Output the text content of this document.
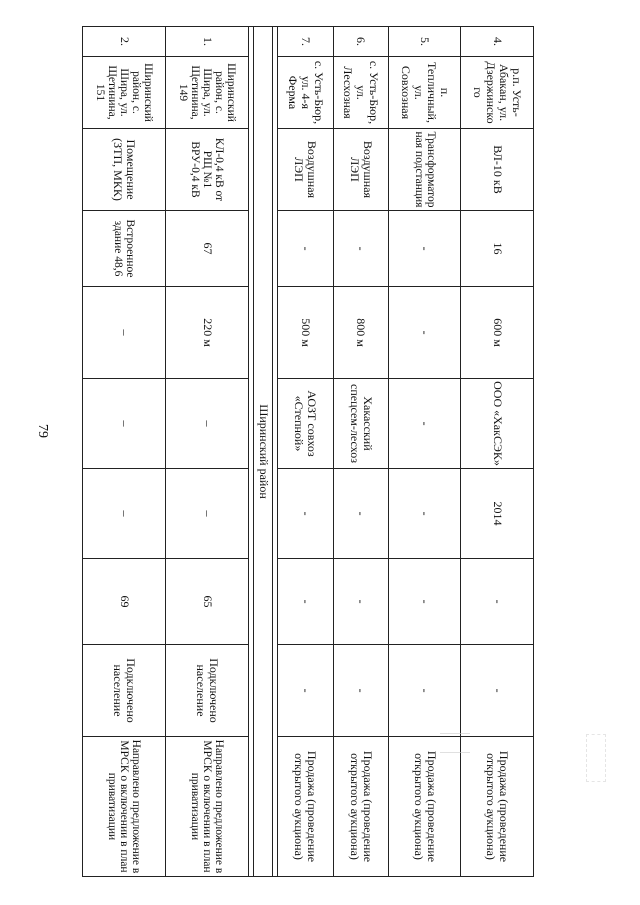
79
4.	р.п. Усть-Абакан, ул. Дзержинского	ВЛ-10 кВ	16	600 м	ООО «ХакСЭК»	2014	-	-	Продажа (проведение открытого аукциона)
5.	п. Тепличный, ул. Совхозная	Трансформаторная подстанция	-	-	-	-	-	-	Продажа (проведение открытого аукциона)
6.	с. Усть-Бюр, ул. Лесхозная	Воздушная ЛЭП	-	800 м	Хакасский спецсем-лесхоз	-	-	-	Продажа (проведение открытого аукциона)
7.	с. Усть-Бюр, ул. 4-я Ферма	Воздушная ЛЭП	-	500 м	АОЗТ совхоз «Степной»	-	-	-	Продажа (проведение открытого аукциона)

Ширинский район									

1.	Ширинский район, с. Шира, ул. Щетинина, 149	КЛ-0,4 кВ от РЩ №1 ВРУ-0,4 кВ	67	220 м	–	–	65	Подключено население	Направлено предложение в МРСК о включении в план приватизации
2.	Ширинский район, с. Шира, ул. Щетинина, 151	Помещение (ЗТП, МКК)	Встроенное здание 48,6	–	–	–	69	Подключено население	Направлено предложение в МРСК о включении в план приватизации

▸ Your instructions:
Without including the pictures, return each record above exactly as it stands.

▸ Task output:
Output the text content of this document.
79
4.	р.п. Усть-Абакан, ул. Дзержинского	ВЛ-10 кВ	16	600 м	ООО «ХакСЭК»	2014	-	-	Продажа (проведение открытого аукциона)
5.	п. Тепличный, ул. Совхозная	Трансформаторная подстанция	-	-	-	-	-	-	Продажа (проведение открытого аукциона)
6.	с. Усть-Бюр, ул. Лесхозная	Воздушная ЛЭП	-	800 м	Хакасский спецсем-лесхоз	-	-	-	Продажа (проведение открытого аукциона)
7.	с. Усть-Бюр, ул. 4-я Ферма	Воздушная ЛЭП	-	500 м	АОЗТ совхоз «Степной»	-	-	-	Продажа (проведение открытого аукциона)

Ширинский район									

1.	Ширинский район, с. Шира, ул. Щетинина, 149	КЛ-0,4 кВ от РЩ №1 ВРУ-0,4 кВ	67	220 м	–	–	65	Подключено население	Направлено предложение в МРСК о включении в план приватизации
2.	Ширинский район, с. Шира, ул. Щетинина, 151	Помещение (ЗТП, МКК)	Встроенное здание 48,6	–	–	–	69	Подключено население	Направлено предложение в МРСК о включении в план приватизации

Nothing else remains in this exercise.